(Figure content listings)

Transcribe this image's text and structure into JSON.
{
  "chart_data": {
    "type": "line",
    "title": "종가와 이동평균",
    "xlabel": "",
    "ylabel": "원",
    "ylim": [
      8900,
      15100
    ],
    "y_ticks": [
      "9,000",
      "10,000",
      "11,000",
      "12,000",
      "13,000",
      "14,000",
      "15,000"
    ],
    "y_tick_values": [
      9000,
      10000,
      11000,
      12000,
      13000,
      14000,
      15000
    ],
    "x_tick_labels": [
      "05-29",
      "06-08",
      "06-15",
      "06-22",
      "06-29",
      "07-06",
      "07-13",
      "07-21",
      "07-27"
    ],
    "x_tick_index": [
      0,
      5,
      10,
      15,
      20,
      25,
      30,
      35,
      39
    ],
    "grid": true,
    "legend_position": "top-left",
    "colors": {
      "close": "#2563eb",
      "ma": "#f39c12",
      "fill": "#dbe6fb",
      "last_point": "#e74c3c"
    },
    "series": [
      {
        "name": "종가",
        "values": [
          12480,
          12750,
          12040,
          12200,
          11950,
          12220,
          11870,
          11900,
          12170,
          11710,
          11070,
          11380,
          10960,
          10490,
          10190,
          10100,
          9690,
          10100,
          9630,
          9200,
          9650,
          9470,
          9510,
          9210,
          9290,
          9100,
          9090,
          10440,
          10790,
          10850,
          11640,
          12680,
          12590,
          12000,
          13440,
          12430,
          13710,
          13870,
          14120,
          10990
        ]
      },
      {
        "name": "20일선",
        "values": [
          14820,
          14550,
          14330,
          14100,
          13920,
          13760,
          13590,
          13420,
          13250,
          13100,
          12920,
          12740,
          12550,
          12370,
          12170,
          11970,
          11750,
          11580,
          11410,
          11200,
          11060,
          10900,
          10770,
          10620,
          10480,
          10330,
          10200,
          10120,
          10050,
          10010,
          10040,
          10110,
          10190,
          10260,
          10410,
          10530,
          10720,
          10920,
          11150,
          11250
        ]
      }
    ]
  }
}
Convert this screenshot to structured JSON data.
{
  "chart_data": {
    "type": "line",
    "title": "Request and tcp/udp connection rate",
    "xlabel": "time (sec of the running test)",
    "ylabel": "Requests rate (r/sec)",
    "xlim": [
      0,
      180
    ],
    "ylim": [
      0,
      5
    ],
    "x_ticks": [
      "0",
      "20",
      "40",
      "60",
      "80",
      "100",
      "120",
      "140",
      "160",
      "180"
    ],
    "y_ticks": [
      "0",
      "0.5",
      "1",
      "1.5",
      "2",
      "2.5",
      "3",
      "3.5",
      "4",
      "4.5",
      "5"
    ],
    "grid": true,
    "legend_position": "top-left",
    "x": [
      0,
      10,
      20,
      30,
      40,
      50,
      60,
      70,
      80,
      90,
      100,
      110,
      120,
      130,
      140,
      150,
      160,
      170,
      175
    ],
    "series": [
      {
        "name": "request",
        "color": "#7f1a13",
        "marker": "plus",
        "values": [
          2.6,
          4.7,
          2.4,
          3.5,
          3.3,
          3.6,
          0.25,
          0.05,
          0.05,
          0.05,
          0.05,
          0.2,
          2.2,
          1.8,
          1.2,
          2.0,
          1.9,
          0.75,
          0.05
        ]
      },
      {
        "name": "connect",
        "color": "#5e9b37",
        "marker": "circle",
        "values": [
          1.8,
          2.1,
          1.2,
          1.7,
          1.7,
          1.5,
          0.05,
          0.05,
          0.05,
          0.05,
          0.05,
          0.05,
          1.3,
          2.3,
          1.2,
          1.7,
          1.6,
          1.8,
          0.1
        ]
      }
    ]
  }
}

### WRITTEN PROBLEM
Your task is to repeat every entry exactly.

### WORKED ANSWER
Transcribe this image's text and structure into JSON.
{
  "chart_data": {
    "type": "line",
    "title": "종가와 이동평균",
    "xlabel": "",
    "ylabel": "원",
    "ylim": [
      8900,
      15100
    ],
    "y_ticks": [
      "9,000",
      "10,000",
      "11,000",
      "12,000",
      "13,000",
      "14,000",
      "15,000"
    ],
    "y_tick_values": [
      9000,
      10000,
      11000,
      12000,
      13000,
      14000,
      15000
    ],
    "x_tick_labels": [
      "05-29",
      "06-08",
      "06-15",
      "06-22",
      "06-29",
      "07-06",
      "07-13",
      "07-21",
      "07-27"
    ],
    "x_tick_index": [
      0,
      5,
      10,
      15,
      20,
      25,
      30,
      35,
      39
    ],
    "grid": true,
    "legend_position": "top-left",
    "colors": {
      "close": "#2563eb",
      "ma": "#f39c12",
      "fill": "#dbe6fb",
      "last_point": "#e74c3c"
    },
    "series": [
      {
        "name": "종가",
        "values": [
          12480,
          12750,
          12040,
          12200,
          11950,
          12220,
          11870,
          11900,
          12170,
          11710,
          11070,
          11380,
          10960,
          10490,
          10190,
          10100,
          9690,
          10100,
          9630,
          9200,
          9650,
          9470,
          9510,
          9210,
          9290,
          9100,
          9090,
          10440,
          10790,
          10850,
          11640,
          12680,
          12590,
          12000,
          13440,
          12430,
          13710,
          13870,
          14120,
          10990
        ]
      },
      {
        "name": "20일선",
        "values": [
          14820,
          14550,
          14330,
          14100,
          13920,
          13760,
          13590,
          13420,
          13250,
          13100,
          12920,
          12740,
          12550,
          12370,
          12170,
          11970,
          11750,
          11580,
          11410,
          11200,
          11060,
          10900,
          10770,
          10620,
          10480,
          10330,
          10200,
          10120,
          10050,
          10010,
          10040,
          10110,
          10190,
          10260,
          10410,
          10530,
          10720,
          10920,
          11150,
          11250
        ]
      }
    ]
  }
}
Convert this screenshot to structured JSON data.
{
  "chart_data": {
    "type": "line",
    "title": "Request and tcp/udp connection rate",
    "xlabel": "time (sec of the running test)",
    "ylabel": "Requests rate (r/sec)",
    "xlim": [
      0,
      180
    ],
    "ylim": [
      0,
      5
    ],
    "x_ticks": [
      "0",
      "20",
      "40",
      "60",
      "80",
      "100",
      "120",
      "140",
      "160",
      "180"
    ],
    "y_ticks": [
      "0",
      "0.5",
      "1",
      "1.5",
      "2",
      "2.5",
      "3",
      "3.5",
      "4",
      "4.5",
      "5"
    ],
    "grid": true,
    "legend_position": "top-left",
    "x": [
      0,
      10,
      20,
      30,
      40,
      50,
      60,
      70,
      80,
      90,
      100,
      110,
      120,
      130,
      140,
      150,
      160,
      170,
      175
    ],
    "series": [
      {
        "name": "request",
        "color": "#7f1a13",
        "marker": "plus",
        "values": [
          2.6,
          4.7,
          2.4,
          3.5,
          3.3,
          3.6,
          0.25,
          0.05,
          0.05,
          0.05,
          0.05,
          0.2,
          2.2,
          1.8,
          1.2,
          2.0,
          1.9,
          0.75,
          0.05
        ]
      },
      {
        "name": "connect",
        "color": "#5e9b37",
        "marker": "circle",
        "values": [
          1.8,
          2.1,
          1.2,
          1.7,
          1.7,
          1.5,
          0.05,
          0.05,
          0.05,
          0.05,
          0.05,
          0.05,
          1.3,
          2.3,
          1.2,
          1.7,
          1.6,
          1.8,
          0.1
        ]
      }
    ]
  }
}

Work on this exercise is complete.